[start]

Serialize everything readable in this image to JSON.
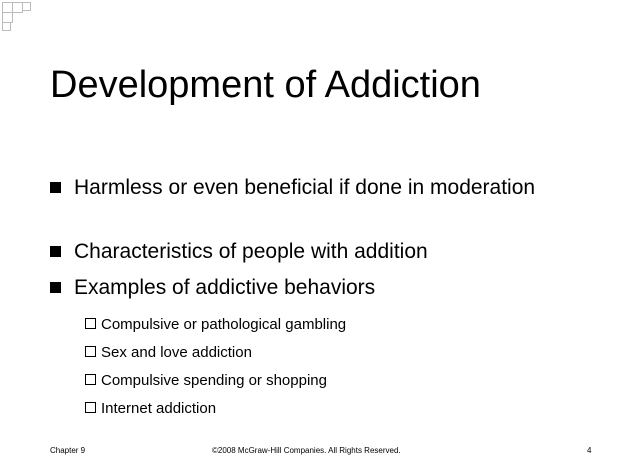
{
  "title": "Development of Addiction",
  "bullets": [
    "Harmless or even beneficial if done in moderation",
    "Characteristics of people with addition",
    "Examples of addictive behaviors"
  ],
  "sub_bullets": [
    "Compulsive or pathological gambling",
    "Sex and love addiction",
    "Compulsive spending or shopping",
    "Internet addiction"
  ],
  "footer": {
    "chapter": "Chapter 9",
    "copyright": "©2008 McGraw-Hill Companies. All Rights Reserved.",
    "page": "4"
  }
}
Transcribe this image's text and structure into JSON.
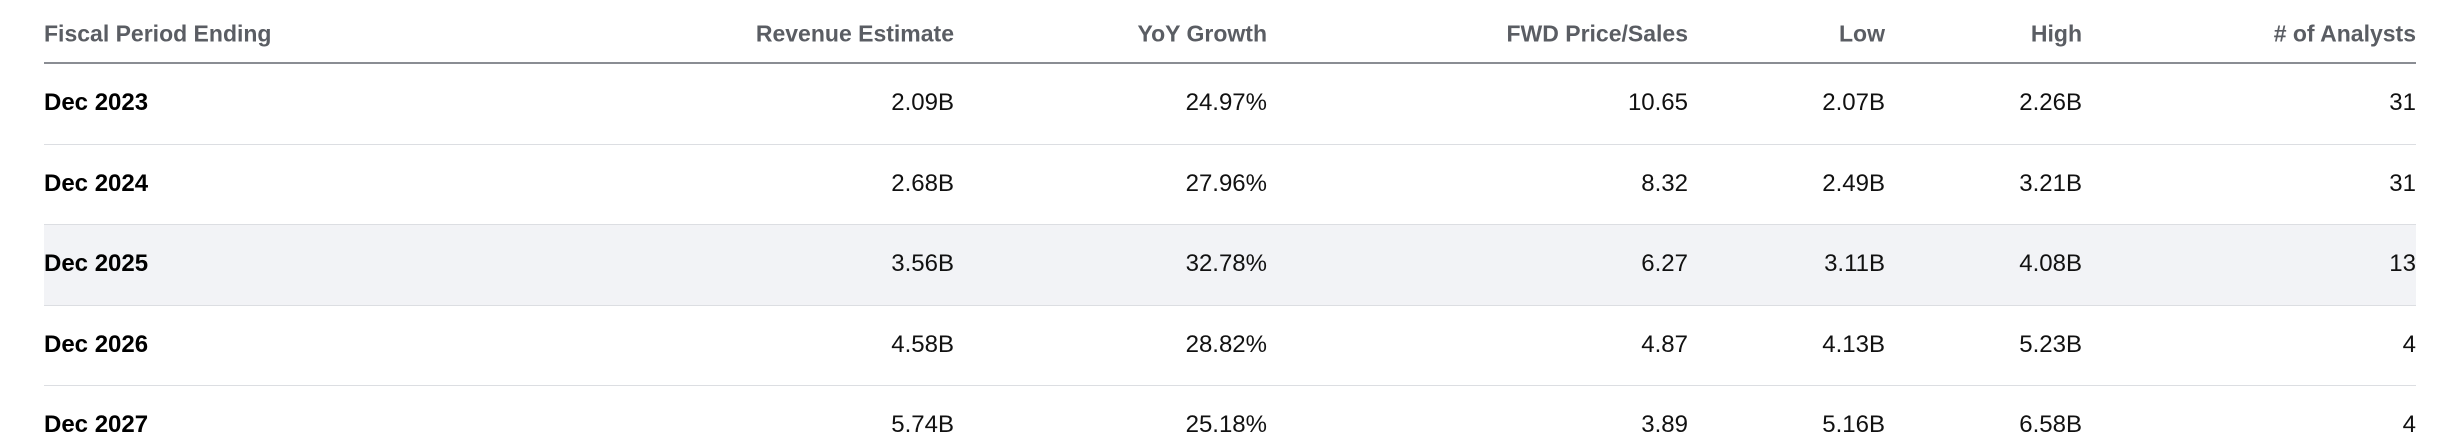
{
  "table": {
    "header": [
      "Fiscal Period Ending",
      "Revenue Estimate",
      "YoY Growth",
      "FWD Price/Sales",
      "Low",
      "High",
      "# of Analysts"
    ],
    "rows": [
      [
        "Dec 2023",
        "2.09B",
        "24.97%",
        "10.65",
        "2.07B",
        "2.26B",
        "31"
      ],
      [
        "Dec 2024",
        "2.68B",
        "27.96%",
        "8.32",
        "2.49B",
        "3.21B",
        "31"
      ],
      [
        "Dec 2025",
        "3.56B",
        "32.78%",
        "6.27",
        "3.11B",
        "4.08B",
        "13"
      ],
      [
        "Dec 2026",
        "4.58B",
        "28.82%",
        "4.87",
        "4.13B",
        "5.23B",
        "4"
      ],
      [
        "Dec 2027",
        "5.74B",
        "25.18%",
        "3.89",
        "5.16B",
        "6.58B",
        "4"
      ]
    ]
  }
}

[end]

### WHAT YOU HAVE TO DO
Look through the entries and find each line that has the string "this". Copy those lines.

### PROBLEM SOLUTION
Serialize everything readable in this image to JSON.
Transcribe this image's text and structure into JSON.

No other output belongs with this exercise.